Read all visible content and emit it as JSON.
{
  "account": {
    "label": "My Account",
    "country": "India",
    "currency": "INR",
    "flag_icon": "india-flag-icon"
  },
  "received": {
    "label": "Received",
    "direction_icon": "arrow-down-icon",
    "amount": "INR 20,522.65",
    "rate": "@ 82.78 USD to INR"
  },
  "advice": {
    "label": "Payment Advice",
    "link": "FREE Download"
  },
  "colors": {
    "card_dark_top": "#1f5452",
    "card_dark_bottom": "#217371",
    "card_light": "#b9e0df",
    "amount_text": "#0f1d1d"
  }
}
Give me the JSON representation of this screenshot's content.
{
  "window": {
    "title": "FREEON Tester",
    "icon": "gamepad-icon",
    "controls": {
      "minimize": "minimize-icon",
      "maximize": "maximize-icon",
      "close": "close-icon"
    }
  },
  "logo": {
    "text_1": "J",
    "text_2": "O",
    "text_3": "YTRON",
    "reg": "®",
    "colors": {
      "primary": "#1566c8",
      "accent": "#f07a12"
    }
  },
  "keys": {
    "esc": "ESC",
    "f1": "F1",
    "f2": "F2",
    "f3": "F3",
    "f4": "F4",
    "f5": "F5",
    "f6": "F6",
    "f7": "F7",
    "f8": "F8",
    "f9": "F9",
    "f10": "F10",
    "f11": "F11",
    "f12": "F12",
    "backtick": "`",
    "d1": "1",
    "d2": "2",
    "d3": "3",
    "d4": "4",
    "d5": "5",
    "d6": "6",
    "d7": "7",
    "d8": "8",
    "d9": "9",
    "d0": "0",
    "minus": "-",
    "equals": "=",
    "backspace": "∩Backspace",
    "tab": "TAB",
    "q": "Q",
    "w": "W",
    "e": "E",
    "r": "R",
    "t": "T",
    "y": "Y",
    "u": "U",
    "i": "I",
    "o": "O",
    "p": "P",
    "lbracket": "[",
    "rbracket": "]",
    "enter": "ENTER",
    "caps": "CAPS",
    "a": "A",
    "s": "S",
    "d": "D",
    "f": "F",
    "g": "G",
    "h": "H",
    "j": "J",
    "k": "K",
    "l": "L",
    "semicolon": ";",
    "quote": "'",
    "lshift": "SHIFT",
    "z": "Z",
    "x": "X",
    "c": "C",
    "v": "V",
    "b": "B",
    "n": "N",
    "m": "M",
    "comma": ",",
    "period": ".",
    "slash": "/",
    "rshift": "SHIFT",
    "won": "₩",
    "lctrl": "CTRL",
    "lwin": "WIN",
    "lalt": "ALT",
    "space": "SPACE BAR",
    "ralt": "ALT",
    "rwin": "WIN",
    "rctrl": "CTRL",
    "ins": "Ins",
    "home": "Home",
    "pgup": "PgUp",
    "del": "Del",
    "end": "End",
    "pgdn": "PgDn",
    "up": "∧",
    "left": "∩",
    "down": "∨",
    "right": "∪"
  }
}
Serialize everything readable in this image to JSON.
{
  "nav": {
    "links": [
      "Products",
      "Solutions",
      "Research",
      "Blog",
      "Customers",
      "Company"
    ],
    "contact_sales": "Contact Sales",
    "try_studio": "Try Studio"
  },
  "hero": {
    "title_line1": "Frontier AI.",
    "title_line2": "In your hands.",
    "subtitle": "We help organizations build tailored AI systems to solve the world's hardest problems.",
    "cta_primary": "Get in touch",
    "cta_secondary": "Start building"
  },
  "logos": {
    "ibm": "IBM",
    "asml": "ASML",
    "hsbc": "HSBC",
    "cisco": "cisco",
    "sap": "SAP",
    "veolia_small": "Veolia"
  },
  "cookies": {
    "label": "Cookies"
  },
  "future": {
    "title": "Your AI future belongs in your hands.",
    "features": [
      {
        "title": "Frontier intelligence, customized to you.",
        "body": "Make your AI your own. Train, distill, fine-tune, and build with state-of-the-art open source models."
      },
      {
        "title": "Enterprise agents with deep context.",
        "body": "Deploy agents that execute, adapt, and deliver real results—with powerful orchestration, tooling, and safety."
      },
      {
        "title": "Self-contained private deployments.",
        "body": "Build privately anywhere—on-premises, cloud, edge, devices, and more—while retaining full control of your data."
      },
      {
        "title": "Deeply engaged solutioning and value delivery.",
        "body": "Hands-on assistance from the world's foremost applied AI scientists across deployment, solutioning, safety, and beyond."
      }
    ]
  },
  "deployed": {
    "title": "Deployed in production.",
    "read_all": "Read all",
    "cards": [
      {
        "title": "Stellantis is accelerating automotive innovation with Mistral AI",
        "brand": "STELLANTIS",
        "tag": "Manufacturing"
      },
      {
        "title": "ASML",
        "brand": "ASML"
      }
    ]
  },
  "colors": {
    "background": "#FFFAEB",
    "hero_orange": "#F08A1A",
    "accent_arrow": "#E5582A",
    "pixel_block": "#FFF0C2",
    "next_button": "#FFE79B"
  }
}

§ What is expected: Give an exact copy of all the data shown above.

§ Completed exercise:
Read all visible content and emit it as JSON.
{
  "account": {
    "label": "My Account",
    "country": "India",
    "currency": "INR",
    "flag_icon": "india-flag-icon"
  },
  "received": {
    "label": "Received",
    "direction_icon": "arrow-down-icon",
    "amount": "INR 20,522.65",
    "rate": "@ 82.78 USD to INR"
  },
  "advice": {
    "label": "Payment Advice",
    "link": "FREE Download"
  },
  "colors": {
    "card_dark_top": "#1f5452",
    "card_dark_bottom": "#217371",
    "card_light": "#b9e0df",
    "amount_text": "#0f1d1d"
  }
}
Give me the JSON representation of this screenshot's content.
{
  "window": {
    "title": "FREEON Tester",
    "icon": "gamepad-icon",
    "controls": {
      "minimize": "minimize-icon",
      "maximize": "maximize-icon",
      "close": "close-icon"
    }
  },
  "logo": {
    "text_1": "J",
    "text_2": "O",
    "text_3": "YTRON",
    "reg": "®",
    "colors": {
      "primary": "#1566c8",
      "accent": "#f07a12"
    }
  },
  "keys": {
    "esc": "ESC",
    "f1": "F1",
    "f2": "F2",
    "f3": "F3",
    "f4": "F4",
    "f5": "F5",
    "f6": "F6",
    "f7": "F7",
    "f8": "F8",
    "f9": "F9",
    "f10": "F10",
    "f11": "F11",
    "f12": "F12",
    "backtick": "`",
    "d1": "1",
    "d2": "2",
    "d3": "3",
    "d4": "4",
    "d5": "5",
    "d6": "6",
    "d7": "7",
    "d8": "8",
    "d9": "9",
    "d0": "0",
    "minus": "-",
    "equals": "=",
    "backspace": "∩Backspace",
    "tab": "TAB",
    "q": "Q",
    "w": "W",
    "e": "E",
    "r": "R",
    "t": "T",
    "y": "Y",
    "u": "U",
    "i": "I",
    "o": "O",
    "p": "P",
    "lbracket": "[",
    "rbracket": "]",
    "enter": "ENTER",
    "caps": "CAPS",
    "a": "A",
    "s": "S",
    "d": "D",
    "f": "F",
    "g": "G",
    "h": "H",
    "j": "J",
    "k": "K",
    "l": "L",
    "semicolon": ";",
    "quote": "'",
    "lshift": "SHIFT",
    "z": "Z",
    "x": "X",
    "c": "C",
    "v": "V",
    "b": "B",
    "n": "N",
    "m": "M",
    "comma": ",",
    "period": ".",
    "slash": "/",
    "rshift": "SHIFT",
    "won": "₩",
    "lctrl": "CTRL",
    "lwin": "WIN",
    "lalt": "ALT",
    "space": "SPACE BAR",
    "ralt": "ALT",
    "rwin": "WIN",
    "rctrl": "CTRL",
    "ins": "Ins",
    "home": "Home",
    "pgup": "PgUp",
    "del": "Del",
    "end": "End",
    "pgdn": "PgDn",
    "up": "∧",
    "left": "∩",
    "down": "∨",
    "right": "∪"
  }
}
Serialize everything readable in this image to JSON.
{
  "nav": {
    "links": [
      "Products",
      "Solutions",
      "Research",
      "Blog",
      "Customers",
      "Company"
    ],
    "contact_sales": "Contact Sales",
    "try_studio": "Try Studio"
  },
  "hero": {
    "title_line1": "Frontier AI.",
    "title_line2": "In your hands.",
    "subtitle": "We help organizations build tailored AI systems to solve the world's hardest problems.",
    "cta_primary": "Get in touch",
    "cta_secondary": "Start building"
  },
  "logos": {
    "ibm": "IBM",
    "asml": "ASML",
    "hsbc": "HSBC",
    "cisco": "cisco",
    "sap": "SAP",
    "veolia_small": "Veolia"
  },
  "cookies": {
    "label": "Cookies"
  },
  "future": {
    "title": "Your AI future belongs in your hands.",
    "features": [
      {
        "title": "Frontier intelligence, customized to you.",
        "body": "Make your AI your own. Train, distill, fine-tune, and build with state-of-the-art open source models."
      },
      {
        "title": "Enterprise agents with deep context.",
        "body": "Deploy agents that execute, adapt, and deliver real results—with powerful orchestration, tooling, and safety."
      },
      {
        "title": "Self-contained private deployments.",
        "body": "Build privately anywhere—on-premises, cloud, edge, devices, and more—while retaining full control of your data."
      },
      {
        "title": "Deeply engaged solutioning and value delivery.",
        "body": "Hands-on assistance from the world's foremost applied AI scientists across deployment, solutioning, safety, and beyond."
      }
    ]
  },
  "deployed": {
    "title": "Deployed in production.",
    "read_all": "Read all",
    "cards": [
      {
        "title": "Stellantis is accelerating automotive innovation with Mistral AI",
        "brand": "STELLANTIS",
        "tag": "Manufacturing"
      },
      {
        "title": "ASML",
        "brand": "ASML"
      }
    ]
  },
  "colors": {
    "background": "#FFFAEB",
    "hero_orange": "#F08A1A",
    "accent_arrow": "#E5582A",
    "pixel_block": "#FFF0C2",
    "next_button": "#FFE79B"
  }
}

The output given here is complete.